Stored items:
--- Begin ---

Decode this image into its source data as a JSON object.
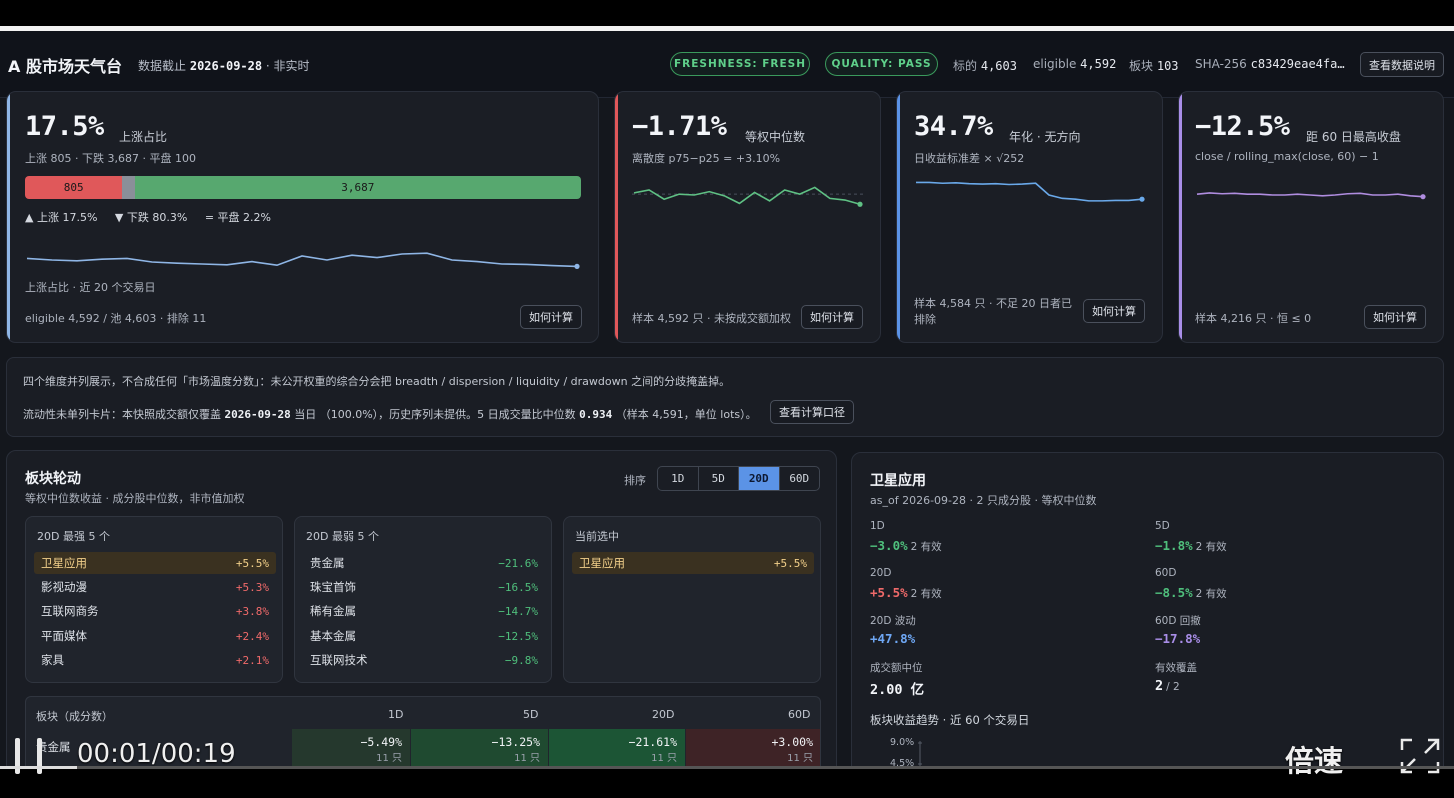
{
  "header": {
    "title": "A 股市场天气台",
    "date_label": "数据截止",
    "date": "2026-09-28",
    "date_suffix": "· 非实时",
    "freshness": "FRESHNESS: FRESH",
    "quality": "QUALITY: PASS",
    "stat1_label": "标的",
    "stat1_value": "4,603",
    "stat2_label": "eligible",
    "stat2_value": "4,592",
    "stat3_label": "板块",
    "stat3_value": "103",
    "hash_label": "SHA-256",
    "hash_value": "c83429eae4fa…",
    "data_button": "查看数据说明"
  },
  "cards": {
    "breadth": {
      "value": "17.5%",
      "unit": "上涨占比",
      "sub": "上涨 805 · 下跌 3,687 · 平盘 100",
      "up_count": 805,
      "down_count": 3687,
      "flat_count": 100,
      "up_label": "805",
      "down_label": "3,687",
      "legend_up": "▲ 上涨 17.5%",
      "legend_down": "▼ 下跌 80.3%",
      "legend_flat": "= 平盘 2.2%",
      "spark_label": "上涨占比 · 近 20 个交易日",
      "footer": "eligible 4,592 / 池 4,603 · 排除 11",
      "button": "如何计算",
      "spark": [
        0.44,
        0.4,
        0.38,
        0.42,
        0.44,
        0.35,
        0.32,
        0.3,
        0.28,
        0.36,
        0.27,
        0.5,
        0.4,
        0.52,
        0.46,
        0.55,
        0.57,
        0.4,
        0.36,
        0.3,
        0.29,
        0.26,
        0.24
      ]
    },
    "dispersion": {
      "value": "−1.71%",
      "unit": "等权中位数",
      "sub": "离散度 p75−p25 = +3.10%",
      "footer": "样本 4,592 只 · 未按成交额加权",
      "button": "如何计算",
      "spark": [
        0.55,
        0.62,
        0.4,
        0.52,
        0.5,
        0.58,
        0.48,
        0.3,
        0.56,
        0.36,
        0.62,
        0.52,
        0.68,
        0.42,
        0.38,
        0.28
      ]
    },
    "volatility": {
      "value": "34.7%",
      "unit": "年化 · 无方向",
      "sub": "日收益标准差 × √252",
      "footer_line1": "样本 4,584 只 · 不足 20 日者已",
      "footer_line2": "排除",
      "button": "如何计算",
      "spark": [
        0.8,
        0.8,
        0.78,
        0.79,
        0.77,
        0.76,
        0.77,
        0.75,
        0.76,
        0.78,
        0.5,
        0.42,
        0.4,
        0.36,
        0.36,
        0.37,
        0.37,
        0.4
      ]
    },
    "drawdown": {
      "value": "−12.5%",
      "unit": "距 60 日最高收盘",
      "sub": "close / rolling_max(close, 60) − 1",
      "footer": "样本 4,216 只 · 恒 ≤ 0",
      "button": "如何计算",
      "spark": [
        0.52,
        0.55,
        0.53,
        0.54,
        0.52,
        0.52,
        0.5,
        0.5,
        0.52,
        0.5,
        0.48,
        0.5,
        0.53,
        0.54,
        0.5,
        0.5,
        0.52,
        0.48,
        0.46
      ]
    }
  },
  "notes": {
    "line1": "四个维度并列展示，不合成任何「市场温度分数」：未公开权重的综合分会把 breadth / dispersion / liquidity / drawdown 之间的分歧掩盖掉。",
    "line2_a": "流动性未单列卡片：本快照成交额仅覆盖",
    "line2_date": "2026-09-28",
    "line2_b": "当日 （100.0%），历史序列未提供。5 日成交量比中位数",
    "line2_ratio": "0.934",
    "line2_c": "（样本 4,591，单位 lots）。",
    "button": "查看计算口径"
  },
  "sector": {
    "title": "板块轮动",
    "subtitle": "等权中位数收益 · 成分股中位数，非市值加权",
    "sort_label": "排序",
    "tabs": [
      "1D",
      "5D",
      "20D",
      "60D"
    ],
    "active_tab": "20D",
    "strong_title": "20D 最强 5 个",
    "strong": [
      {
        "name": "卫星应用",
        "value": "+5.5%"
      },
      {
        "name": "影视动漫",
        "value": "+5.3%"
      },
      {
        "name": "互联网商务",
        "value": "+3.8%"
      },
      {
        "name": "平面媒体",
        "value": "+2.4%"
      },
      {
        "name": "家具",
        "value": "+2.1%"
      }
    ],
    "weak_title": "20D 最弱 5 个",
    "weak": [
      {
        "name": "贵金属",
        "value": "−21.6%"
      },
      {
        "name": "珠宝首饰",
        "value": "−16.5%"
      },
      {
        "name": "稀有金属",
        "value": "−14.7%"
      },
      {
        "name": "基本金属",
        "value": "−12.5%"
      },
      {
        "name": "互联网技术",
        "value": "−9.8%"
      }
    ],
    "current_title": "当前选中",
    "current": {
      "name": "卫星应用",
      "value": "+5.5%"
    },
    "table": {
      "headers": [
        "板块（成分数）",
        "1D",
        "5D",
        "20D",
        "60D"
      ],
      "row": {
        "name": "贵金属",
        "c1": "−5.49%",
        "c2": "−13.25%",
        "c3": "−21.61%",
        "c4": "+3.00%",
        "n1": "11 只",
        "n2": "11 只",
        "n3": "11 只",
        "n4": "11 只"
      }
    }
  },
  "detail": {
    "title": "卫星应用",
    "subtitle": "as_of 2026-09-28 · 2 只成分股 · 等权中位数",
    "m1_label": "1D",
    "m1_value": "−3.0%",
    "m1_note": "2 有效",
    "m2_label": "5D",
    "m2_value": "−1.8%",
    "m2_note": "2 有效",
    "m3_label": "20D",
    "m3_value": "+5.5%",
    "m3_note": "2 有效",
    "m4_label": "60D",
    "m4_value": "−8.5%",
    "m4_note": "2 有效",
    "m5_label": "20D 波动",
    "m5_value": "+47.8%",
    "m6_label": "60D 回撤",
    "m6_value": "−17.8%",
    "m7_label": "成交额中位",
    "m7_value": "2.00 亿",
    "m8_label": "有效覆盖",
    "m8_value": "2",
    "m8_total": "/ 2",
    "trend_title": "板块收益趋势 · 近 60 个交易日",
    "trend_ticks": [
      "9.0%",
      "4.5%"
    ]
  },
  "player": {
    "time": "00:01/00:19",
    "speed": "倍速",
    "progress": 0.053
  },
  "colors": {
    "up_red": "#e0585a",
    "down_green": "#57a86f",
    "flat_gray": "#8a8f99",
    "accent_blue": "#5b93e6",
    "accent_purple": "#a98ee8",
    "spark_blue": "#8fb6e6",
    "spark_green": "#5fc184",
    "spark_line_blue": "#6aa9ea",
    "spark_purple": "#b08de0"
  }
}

--- End ---

- What is expected
Make an exact reproduction of the listing above, without any pictures.

- Complete response
Decode this image into its source data as a JSON object.
{
  "header": {
    "title": "A 股市场天气台",
    "date_label": "数据截止",
    "date": "2026-09-28",
    "date_suffix": "· 非实时",
    "freshness": "FRESHNESS: FRESH",
    "quality": "QUALITY: PASS",
    "stat1_label": "标的",
    "stat1_value": "4,603",
    "stat2_label": "eligible",
    "stat2_value": "4,592",
    "stat3_label": "板块",
    "stat3_value": "103",
    "hash_label": "SHA-256",
    "hash_value": "c83429eae4fa…",
    "data_button": "查看数据说明"
  },
  "cards": {
    "breadth": {
      "value": "17.5%",
      "unit": "上涨占比",
      "sub": "上涨 805 · 下跌 3,687 · 平盘 100",
      "up_count": 805,
      "down_count": 3687,
      "flat_count": 100,
      "up_label": "805",
      "down_label": "3,687",
      "legend_up": "▲ 上涨 17.5%",
      "legend_down": "▼ 下跌 80.3%",
      "legend_flat": "= 平盘 2.2%",
      "spark_label": "上涨占比 · 近 20 个交易日",
      "footer": "eligible 4,592 / 池 4,603 · 排除 11",
      "button": "如何计算",
      "spark": [
        0.44,
        0.4,
        0.38,
        0.42,
        0.44,
        0.35,
        0.32,
        0.3,
        0.28,
        0.36,
        0.27,
        0.5,
        0.4,
        0.52,
        0.46,
        0.55,
        0.57,
        0.4,
        0.36,
        0.3,
        0.29,
        0.26,
        0.24
      ]
    },
    "dispersion": {
      "value": "−1.71%",
      "unit": "等权中位数",
      "sub": "离散度 p75−p25 = +3.10%",
      "footer": "样本 4,592 只 · 未按成交额加权",
      "button": "如何计算",
      "spark": [
        0.55,
        0.62,
        0.4,
        0.52,
        0.5,
        0.58,
        0.48,
        0.3,
        0.56,
        0.36,
        0.62,
        0.52,
        0.68,
        0.42,
        0.38,
        0.28
      ]
    },
    "volatility": {
      "value": "34.7%",
      "unit": "年化 · 无方向",
      "sub": "日收益标准差 × √252",
      "footer_line1": "样本 4,584 只 · 不足 20 日者已",
      "footer_line2": "排除",
      "button": "如何计算",
      "spark": [
        0.8,
        0.8,
        0.78,
        0.79,
        0.77,
        0.76,
        0.77,
        0.75,
        0.76,
        0.78,
        0.5,
        0.42,
        0.4,
        0.36,
        0.36,
        0.37,
        0.37,
        0.4
      ]
    },
    "drawdown": {
      "value": "−12.5%",
      "unit": "距 60 日最高收盘",
      "sub": "close / rolling_max(close, 60) − 1",
      "footer": "样本 4,216 只 · 恒 ≤ 0",
      "button": "如何计算",
      "spark": [
        0.52,
        0.55,
        0.53,
        0.54,
        0.52,
        0.52,
        0.5,
        0.5,
        0.52,
        0.5,
        0.48,
        0.5,
        0.53,
        0.54,
        0.5,
        0.5,
        0.52,
        0.48,
        0.46
      ]
    }
  },
  "notes": {
    "line1": "四个维度并列展示，不合成任何「市场温度分数」：未公开权重的综合分会把 breadth / dispersion / liquidity / drawdown 之间的分歧掩盖掉。",
    "line2_a": "流动性未单列卡片：本快照成交额仅覆盖",
    "line2_date": "2026-09-28",
    "line2_b": "当日 （100.0%），历史序列未提供。5 日成交量比中位数",
    "line2_ratio": "0.934",
    "line2_c": "（样本 4,591，单位 lots）。",
    "button": "查看计算口径"
  },
  "sector": {
    "title": "板块轮动",
    "subtitle": "等权中位数收益 · 成分股中位数，非市值加权",
    "sort_label": "排序",
    "tabs": [
      "1D",
      "5D",
      "20D",
      "60D"
    ],
    "active_tab": "20D",
    "strong_title": "20D 最强 5 个",
    "strong": [
      {
        "name": "卫星应用",
        "value": "+5.5%"
      },
      {
        "name": "影视动漫",
        "value": "+5.3%"
      },
      {
        "name": "互联网商务",
        "value": "+3.8%"
      },
      {
        "name": "平面媒体",
        "value": "+2.4%"
      },
      {
        "name": "家具",
        "value": "+2.1%"
      }
    ],
    "weak_title": "20D 最弱 5 个",
    "weak": [
      {
        "name": "贵金属",
        "value": "−21.6%"
      },
      {
        "name": "珠宝首饰",
        "value": "−16.5%"
      },
      {
        "name": "稀有金属",
        "value": "−14.7%"
      },
      {
        "name": "基本金属",
        "value": "−12.5%"
      },
      {
        "name": "互联网技术",
        "value": "−9.8%"
      }
    ],
    "current_title": "当前选中",
    "current": {
      "name": "卫星应用",
      "value": "+5.5%"
    },
    "table": {
      "headers": [
        "板块（成分数）",
        "1D",
        "5D",
        "20D",
        "60D"
      ],
      "row": {
        "name": "贵金属",
        "c1": "−5.49%",
        "c2": "−13.25%",
        "c3": "−21.61%",
        "c4": "+3.00%",
        "n1": "11 只",
        "n2": "11 只",
        "n3": "11 只",
        "n4": "11 只"
      }
    }
  },
  "detail": {
    "title": "卫星应用",
    "subtitle": "as_of 2026-09-28 · 2 只成分股 · 等权中位数",
    "m1_label": "1D",
    "m1_value": "−3.0%",
    "m1_note": "2 有效",
    "m2_label": "5D",
    "m2_value": "−1.8%",
    "m2_note": "2 有效",
    "m3_label": "20D",
    "m3_value": "+5.5%",
    "m3_note": "2 有效",
    "m4_label": "60D",
    "m4_value": "−8.5%",
    "m4_note": "2 有效",
    "m5_label": "20D 波动",
    "m5_value": "+47.8%",
    "m6_label": "60D 回撤",
    "m6_value": "−17.8%",
    "m7_label": "成交额中位",
    "m7_value": "2.00 亿",
    "m8_label": "有效覆盖",
    "m8_value": "2",
    "m8_total": "/ 2",
    "trend_title": "板块收益趋势 · 近 60 个交易日",
    "trend_ticks": [
      "9.0%",
      "4.5%"
    ]
  },
  "player": {
    "time": "00:01/00:19",
    "speed": "倍速",
    "progress": 0.053
  },
  "colors": {
    "up_red": "#e0585a",
    "down_green": "#57a86f",
    "flat_gray": "#8a8f99",
    "accent_blue": "#5b93e6",
    "accent_purple": "#a98ee8",
    "spark_blue": "#8fb6e6",
    "spark_green": "#5fc184",
    "spark_line_blue": "#6aa9ea",
    "spark_purple": "#b08de0"
  }
}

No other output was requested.